►

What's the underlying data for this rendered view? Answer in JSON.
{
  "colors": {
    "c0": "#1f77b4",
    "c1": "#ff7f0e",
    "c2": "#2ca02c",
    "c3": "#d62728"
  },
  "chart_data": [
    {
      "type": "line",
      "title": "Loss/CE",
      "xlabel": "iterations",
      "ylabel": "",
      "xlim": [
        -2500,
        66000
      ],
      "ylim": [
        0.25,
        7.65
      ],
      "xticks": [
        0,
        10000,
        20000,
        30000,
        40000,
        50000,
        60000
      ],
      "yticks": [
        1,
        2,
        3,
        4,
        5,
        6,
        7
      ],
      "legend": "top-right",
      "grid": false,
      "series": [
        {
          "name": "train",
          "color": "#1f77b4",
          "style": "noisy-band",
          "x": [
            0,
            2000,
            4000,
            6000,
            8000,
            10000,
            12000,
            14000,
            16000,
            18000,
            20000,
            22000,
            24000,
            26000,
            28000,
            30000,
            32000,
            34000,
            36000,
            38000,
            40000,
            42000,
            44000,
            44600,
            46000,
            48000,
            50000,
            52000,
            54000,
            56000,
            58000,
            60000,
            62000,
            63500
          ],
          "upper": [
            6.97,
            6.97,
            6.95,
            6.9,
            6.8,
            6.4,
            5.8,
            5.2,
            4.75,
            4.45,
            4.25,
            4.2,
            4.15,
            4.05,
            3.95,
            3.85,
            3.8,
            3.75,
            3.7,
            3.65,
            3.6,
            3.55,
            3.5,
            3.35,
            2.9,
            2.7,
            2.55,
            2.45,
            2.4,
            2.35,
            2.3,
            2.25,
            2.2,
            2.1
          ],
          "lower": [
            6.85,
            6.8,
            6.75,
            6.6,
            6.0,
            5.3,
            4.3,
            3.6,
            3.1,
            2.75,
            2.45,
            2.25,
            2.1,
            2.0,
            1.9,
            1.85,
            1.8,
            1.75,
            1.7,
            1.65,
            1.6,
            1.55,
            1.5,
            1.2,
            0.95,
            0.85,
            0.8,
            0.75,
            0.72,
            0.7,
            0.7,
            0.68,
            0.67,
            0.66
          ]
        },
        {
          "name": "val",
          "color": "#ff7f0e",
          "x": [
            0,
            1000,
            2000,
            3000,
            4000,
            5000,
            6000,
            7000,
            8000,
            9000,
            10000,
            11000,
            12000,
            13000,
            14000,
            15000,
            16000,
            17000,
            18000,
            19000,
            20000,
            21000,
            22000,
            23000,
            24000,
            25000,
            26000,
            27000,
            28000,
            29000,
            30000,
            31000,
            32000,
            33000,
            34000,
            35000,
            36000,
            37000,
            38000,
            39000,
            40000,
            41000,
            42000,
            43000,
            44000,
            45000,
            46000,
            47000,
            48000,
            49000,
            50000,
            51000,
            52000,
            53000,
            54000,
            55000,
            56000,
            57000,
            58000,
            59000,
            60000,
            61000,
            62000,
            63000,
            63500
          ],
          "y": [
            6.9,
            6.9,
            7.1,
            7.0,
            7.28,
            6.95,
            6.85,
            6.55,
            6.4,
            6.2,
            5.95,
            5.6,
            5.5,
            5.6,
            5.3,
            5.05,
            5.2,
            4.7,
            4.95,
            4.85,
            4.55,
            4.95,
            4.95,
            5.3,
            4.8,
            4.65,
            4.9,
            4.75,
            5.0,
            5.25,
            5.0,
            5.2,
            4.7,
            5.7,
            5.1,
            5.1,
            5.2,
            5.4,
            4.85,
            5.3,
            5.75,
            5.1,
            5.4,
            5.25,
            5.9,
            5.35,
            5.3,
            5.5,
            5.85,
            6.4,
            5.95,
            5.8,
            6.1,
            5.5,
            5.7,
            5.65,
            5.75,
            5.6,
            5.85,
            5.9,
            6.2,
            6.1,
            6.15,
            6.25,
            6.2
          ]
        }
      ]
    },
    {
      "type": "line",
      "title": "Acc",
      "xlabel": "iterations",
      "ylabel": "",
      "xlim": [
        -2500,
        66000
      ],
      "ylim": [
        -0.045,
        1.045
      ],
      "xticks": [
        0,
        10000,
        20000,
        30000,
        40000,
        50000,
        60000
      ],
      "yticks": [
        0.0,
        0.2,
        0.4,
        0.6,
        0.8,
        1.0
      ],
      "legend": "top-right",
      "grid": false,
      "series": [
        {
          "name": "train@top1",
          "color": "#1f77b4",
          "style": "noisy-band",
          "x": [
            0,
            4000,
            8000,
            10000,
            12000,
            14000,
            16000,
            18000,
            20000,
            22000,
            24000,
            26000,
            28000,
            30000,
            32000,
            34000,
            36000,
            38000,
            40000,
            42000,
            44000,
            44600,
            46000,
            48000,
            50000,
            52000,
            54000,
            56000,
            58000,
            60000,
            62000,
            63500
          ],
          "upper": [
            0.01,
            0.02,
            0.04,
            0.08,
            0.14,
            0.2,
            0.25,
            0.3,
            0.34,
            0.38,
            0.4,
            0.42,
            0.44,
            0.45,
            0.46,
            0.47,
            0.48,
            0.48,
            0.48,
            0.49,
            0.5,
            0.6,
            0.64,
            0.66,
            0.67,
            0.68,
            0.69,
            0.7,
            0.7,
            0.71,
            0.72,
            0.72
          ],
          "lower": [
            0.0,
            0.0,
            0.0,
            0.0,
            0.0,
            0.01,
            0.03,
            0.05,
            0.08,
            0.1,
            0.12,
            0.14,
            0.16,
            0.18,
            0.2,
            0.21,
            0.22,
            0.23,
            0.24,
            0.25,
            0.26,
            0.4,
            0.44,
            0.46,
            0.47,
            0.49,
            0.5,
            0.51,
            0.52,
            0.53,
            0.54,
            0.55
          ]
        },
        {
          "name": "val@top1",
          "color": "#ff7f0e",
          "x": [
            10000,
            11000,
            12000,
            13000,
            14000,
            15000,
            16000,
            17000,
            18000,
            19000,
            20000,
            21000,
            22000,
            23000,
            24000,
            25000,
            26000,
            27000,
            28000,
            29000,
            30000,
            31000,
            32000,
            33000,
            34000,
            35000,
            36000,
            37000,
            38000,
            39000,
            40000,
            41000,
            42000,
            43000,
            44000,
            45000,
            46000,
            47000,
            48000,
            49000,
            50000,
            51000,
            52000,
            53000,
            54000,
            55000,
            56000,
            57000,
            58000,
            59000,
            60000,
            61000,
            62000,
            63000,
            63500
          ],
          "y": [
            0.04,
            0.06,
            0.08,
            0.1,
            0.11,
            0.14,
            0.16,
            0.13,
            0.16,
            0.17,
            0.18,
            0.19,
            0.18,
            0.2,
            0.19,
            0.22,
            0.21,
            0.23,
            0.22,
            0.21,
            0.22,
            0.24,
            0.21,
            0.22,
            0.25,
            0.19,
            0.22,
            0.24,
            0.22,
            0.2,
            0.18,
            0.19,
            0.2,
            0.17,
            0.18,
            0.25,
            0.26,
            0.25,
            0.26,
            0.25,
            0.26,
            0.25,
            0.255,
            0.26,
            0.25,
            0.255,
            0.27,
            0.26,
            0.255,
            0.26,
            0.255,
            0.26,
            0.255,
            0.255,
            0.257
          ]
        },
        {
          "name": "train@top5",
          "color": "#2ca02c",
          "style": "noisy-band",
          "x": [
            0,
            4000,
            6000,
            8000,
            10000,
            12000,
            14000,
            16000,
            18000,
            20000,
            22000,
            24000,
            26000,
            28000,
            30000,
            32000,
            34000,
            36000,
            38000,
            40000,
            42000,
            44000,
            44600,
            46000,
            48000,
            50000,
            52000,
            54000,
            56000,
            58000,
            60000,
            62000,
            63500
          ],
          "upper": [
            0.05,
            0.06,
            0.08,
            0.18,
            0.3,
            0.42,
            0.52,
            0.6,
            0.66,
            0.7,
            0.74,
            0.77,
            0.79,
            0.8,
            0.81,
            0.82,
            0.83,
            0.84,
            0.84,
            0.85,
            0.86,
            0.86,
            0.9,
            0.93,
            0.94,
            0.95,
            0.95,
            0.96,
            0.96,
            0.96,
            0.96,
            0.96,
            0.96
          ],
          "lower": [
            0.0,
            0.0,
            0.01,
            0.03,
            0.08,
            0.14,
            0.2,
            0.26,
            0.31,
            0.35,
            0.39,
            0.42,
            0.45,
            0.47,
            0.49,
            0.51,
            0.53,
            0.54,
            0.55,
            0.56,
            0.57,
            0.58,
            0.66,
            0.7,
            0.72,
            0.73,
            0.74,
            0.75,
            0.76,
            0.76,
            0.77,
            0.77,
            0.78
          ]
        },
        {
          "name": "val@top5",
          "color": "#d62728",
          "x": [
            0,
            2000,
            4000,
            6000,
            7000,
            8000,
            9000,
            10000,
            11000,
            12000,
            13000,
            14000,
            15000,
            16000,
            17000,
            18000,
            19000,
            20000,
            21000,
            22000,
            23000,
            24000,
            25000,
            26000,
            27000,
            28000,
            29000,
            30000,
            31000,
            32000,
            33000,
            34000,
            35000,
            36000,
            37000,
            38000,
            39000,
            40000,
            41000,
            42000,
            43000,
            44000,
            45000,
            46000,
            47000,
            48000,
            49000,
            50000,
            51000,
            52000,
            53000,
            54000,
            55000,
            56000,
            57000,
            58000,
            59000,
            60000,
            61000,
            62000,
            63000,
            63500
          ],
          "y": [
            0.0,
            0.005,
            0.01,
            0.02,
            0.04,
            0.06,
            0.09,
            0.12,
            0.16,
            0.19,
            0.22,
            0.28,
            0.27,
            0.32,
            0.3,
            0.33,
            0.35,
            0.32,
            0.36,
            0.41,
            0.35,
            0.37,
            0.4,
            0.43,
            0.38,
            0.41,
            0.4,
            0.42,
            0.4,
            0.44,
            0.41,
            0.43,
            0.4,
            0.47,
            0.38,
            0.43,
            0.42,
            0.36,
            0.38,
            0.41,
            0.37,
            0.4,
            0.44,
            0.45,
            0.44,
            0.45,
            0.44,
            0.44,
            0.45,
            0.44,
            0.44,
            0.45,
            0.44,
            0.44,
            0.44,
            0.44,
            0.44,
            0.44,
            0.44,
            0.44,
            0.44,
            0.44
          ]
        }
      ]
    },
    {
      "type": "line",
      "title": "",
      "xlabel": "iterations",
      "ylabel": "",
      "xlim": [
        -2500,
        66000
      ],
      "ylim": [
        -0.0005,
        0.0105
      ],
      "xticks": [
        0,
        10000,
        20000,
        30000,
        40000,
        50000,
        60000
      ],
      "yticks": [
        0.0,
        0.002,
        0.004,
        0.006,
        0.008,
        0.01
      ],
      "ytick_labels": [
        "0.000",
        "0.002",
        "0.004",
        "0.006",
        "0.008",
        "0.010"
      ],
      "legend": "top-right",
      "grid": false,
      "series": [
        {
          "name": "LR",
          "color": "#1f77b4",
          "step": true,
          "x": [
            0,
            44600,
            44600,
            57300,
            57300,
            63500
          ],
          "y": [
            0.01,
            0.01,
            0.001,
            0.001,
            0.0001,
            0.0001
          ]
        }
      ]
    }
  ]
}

◄

__Set exercise__:
Pull out all lines from the listing that contain the string "train".

__Solved exercise__:
          "name": "train",
          "name": "train@top1",
          "name": "train@top5",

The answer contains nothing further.